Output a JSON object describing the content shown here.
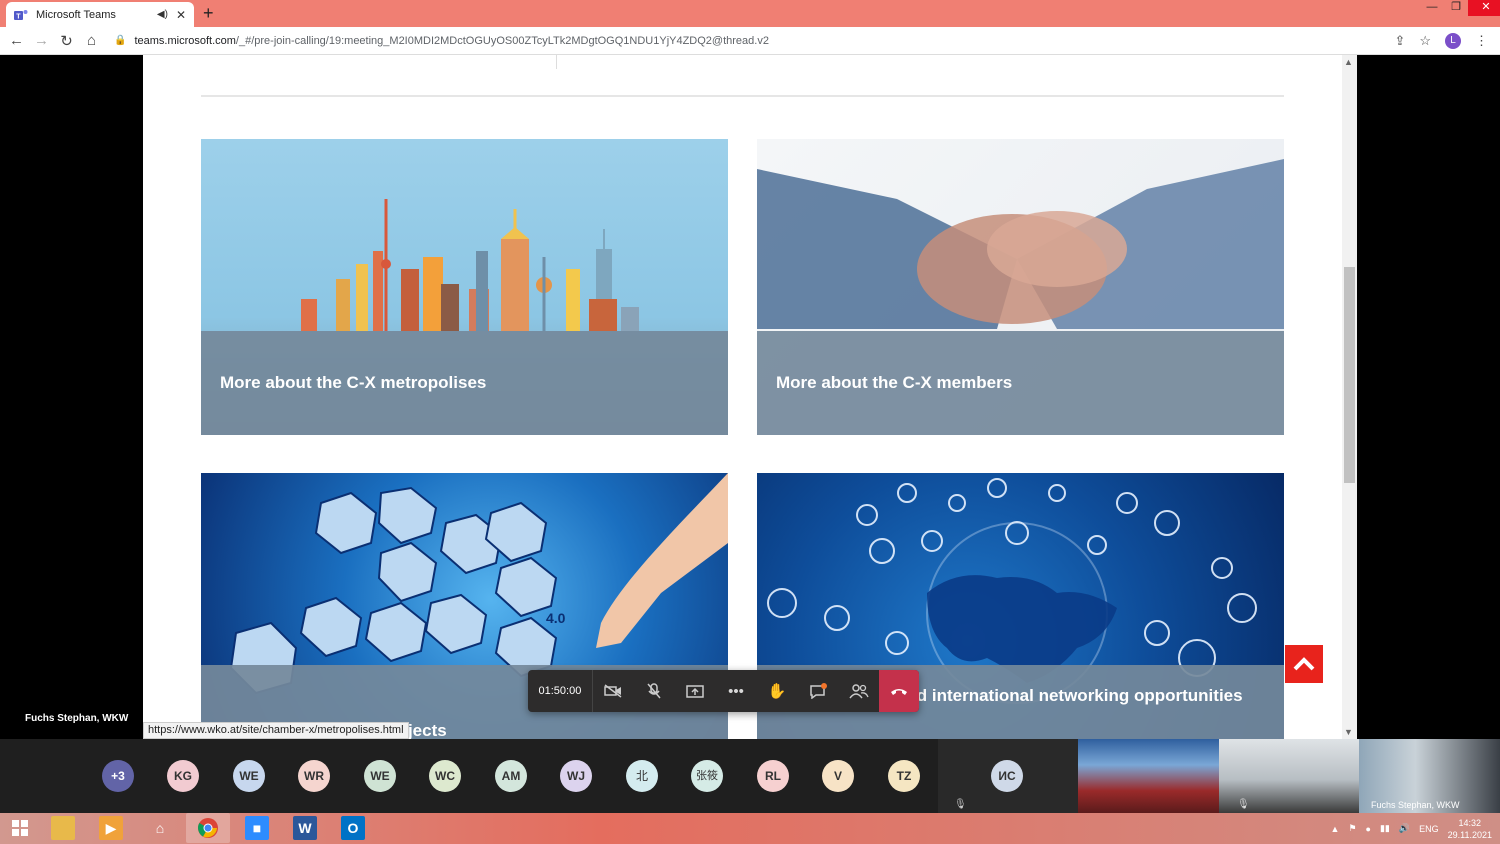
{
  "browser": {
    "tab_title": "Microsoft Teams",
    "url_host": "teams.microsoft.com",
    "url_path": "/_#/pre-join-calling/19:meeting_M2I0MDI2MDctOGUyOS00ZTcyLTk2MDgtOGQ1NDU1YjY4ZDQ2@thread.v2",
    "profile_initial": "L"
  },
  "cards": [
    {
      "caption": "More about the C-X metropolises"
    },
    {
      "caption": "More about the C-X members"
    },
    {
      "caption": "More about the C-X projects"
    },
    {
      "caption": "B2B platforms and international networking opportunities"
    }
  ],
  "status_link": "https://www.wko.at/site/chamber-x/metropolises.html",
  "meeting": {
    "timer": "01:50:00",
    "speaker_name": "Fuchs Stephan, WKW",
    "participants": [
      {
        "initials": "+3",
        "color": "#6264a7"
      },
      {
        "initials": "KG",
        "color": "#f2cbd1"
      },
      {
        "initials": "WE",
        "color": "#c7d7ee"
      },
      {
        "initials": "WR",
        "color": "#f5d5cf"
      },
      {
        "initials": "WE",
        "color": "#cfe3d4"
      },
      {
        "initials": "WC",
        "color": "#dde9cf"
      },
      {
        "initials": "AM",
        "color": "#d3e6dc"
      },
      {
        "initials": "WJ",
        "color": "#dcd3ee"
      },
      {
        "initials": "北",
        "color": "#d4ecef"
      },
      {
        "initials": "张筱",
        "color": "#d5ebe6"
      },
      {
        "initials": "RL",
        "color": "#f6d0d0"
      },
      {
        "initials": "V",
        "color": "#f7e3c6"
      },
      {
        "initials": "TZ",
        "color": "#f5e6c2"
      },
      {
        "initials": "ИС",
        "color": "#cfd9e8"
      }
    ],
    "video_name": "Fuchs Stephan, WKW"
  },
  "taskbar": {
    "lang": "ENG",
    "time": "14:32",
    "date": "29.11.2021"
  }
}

◆ ◆ ◆ ◆ ◆

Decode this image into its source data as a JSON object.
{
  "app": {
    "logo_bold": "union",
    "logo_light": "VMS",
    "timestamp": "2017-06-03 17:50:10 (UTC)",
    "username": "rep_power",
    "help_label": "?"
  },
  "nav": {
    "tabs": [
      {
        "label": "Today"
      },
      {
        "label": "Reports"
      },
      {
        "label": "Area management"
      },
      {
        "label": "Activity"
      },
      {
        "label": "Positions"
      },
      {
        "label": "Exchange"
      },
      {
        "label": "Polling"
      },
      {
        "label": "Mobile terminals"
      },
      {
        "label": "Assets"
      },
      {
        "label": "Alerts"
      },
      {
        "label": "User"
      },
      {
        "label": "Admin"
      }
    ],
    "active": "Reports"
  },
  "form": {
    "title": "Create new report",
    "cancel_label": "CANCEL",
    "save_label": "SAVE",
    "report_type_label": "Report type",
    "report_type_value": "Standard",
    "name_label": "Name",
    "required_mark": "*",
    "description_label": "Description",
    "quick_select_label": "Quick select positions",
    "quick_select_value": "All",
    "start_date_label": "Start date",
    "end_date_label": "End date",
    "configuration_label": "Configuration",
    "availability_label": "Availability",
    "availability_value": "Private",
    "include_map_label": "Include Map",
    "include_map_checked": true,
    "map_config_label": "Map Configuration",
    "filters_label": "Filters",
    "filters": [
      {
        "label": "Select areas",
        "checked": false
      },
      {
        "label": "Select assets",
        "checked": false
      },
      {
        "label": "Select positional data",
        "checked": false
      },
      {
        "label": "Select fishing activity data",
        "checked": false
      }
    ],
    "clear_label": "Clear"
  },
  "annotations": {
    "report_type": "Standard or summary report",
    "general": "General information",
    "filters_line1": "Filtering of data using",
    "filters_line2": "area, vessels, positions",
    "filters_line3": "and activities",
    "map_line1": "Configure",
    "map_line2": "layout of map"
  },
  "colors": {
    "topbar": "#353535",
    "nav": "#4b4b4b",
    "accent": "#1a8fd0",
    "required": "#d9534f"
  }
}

◆ ◆ ◆ ◆ ◆

**Written problem:** Give the count of lines in the listing above that include "Standard", with no other words.

**Right answer:** 2